— start MATERIAL FOR THIS EXERCISE —

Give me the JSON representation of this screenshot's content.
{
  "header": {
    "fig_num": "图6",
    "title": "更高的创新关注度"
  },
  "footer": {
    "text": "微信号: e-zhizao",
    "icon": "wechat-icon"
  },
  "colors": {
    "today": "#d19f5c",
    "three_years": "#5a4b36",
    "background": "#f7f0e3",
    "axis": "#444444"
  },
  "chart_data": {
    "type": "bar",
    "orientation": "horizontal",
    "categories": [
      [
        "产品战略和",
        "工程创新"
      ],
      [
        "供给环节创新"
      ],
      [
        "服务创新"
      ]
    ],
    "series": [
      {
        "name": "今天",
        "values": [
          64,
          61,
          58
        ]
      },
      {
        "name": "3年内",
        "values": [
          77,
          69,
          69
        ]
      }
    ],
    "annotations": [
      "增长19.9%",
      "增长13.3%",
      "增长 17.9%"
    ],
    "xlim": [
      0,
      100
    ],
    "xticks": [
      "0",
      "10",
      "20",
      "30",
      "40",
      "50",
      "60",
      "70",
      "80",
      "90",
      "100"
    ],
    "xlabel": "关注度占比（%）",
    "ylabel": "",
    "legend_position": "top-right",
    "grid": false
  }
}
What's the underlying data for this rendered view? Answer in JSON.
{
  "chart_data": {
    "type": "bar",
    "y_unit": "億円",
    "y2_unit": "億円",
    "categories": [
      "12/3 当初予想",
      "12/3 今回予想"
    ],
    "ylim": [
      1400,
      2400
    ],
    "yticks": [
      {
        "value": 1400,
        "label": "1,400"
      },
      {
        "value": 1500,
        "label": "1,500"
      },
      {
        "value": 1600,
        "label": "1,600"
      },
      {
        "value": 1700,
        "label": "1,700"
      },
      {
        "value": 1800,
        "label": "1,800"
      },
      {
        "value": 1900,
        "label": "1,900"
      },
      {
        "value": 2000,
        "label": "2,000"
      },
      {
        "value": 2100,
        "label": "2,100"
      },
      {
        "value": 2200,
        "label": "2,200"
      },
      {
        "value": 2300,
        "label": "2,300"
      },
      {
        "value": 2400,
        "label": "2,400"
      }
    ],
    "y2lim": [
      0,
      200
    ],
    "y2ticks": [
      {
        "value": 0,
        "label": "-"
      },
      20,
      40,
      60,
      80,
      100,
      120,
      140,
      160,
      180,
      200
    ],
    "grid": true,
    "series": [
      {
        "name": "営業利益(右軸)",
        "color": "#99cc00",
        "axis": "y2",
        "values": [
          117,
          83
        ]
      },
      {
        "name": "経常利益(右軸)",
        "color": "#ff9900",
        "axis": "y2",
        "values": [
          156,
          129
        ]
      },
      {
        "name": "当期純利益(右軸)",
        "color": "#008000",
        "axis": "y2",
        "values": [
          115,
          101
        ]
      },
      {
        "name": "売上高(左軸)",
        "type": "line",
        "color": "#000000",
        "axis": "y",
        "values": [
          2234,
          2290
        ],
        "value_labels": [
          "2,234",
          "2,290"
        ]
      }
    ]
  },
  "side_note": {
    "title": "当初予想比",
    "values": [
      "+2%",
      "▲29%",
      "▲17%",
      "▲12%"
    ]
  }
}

— end MATERIAL FOR THIS EXERCISE —

-- YOUR OBJECTIVE --
Above are the records; retype every one exactly.

-- EXERCISE OUTPUT --
Give me the JSON representation of this screenshot's content.
{
  "header": {
    "fig_num": "图6",
    "title": "更高的创新关注度"
  },
  "footer": {
    "text": "微信号: e-zhizao",
    "icon": "wechat-icon"
  },
  "colors": {
    "today": "#d19f5c",
    "three_years": "#5a4b36",
    "background": "#f7f0e3",
    "axis": "#444444"
  },
  "chart_data": {
    "type": "bar",
    "orientation": "horizontal",
    "categories": [
      [
        "产品战略和",
        "工程创新"
      ],
      [
        "供给环节创新"
      ],
      [
        "服务创新"
      ]
    ],
    "series": [
      {
        "name": "今天",
        "values": [
          64,
          61,
          58
        ]
      },
      {
        "name": "3年内",
        "values": [
          77,
          69,
          69
        ]
      }
    ],
    "annotations": [
      "增长19.9%",
      "增长13.3%",
      "增长 17.9%"
    ],
    "xlim": [
      0,
      100
    ],
    "xticks": [
      "0",
      "10",
      "20",
      "30",
      "40",
      "50",
      "60",
      "70",
      "80",
      "90",
      "100"
    ],
    "xlabel": "关注度占比（%）",
    "ylabel": "",
    "legend_position": "top-right",
    "grid": false
  }
}
What's the underlying data for this rendered view? Answer in JSON.
{
  "chart_data": {
    "type": "bar",
    "y_unit": "億円",
    "y2_unit": "億円",
    "categories": [
      "12/3 当初予想",
      "12/3 今回予想"
    ],
    "ylim": [
      1400,
      2400
    ],
    "yticks": [
      {
        "value": 1400,
        "label": "1,400"
      },
      {
        "value": 1500,
        "label": "1,500"
      },
      {
        "value": 1600,
        "label": "1,600"
      },
      {
        "value": 1700,
        "label": "1,700"
      },
      {
        "value": 1800,
        "label": "1,800"
      },
      {
        "value": 1900,
        "label": "1,900"
      },
      {
        "value": 2000,
        "label": "2,000"
      },
      {
        "value": 2100,
        "label": "2,100"
      },
      {
        "value": 2200,
        "label": "2,200"
      },
      {
        "value": 2300,
        "label": "2,300"
      },
      {
        "value": 2400,
        "label": "2,400"
      }
    ],
    "y2lim": [
      0,
      200
    ],
    "y2ticks": [
      {
        "value": 0,
        "label": "-"
      },
      20,
      40,
      60,
      80,
      100,
      120,
      140,
      160,
      180,
      200
    ],
    "grid": true,
    "series": [
      {
        "name": "営業利益(右軸)",
        "color": "#99cc00",
        "axis": "y2",
        "values": [
          117,
          83
        ]
      },
      {
        "name": "経常利益(右軸)",
        "color": "#ff9900",
        "axis": "y2",
        "values": [
          156,
          129
        ]
      },
      {
        "name": "当期純利益(右軸)",
        "color": "#008000",
        "axis": "y2",
        "values": [
          115,
          101
        ]
      },
      {
        "name": "売上高(左軸)",
        "type": "line",
        "color": "#000000",
        "axis": "y",
        "values": [
          2234,
          2290
        ],
        "value_labels": [
          "2,234",
          "2,290"
        ]
      }
    ]
  },
  "side_note": {
    "title": "当初予想比",
    "values": [
      "+2%",
      "▲29%",
      "▲17%",
      "▲12%"
    ]
  }
}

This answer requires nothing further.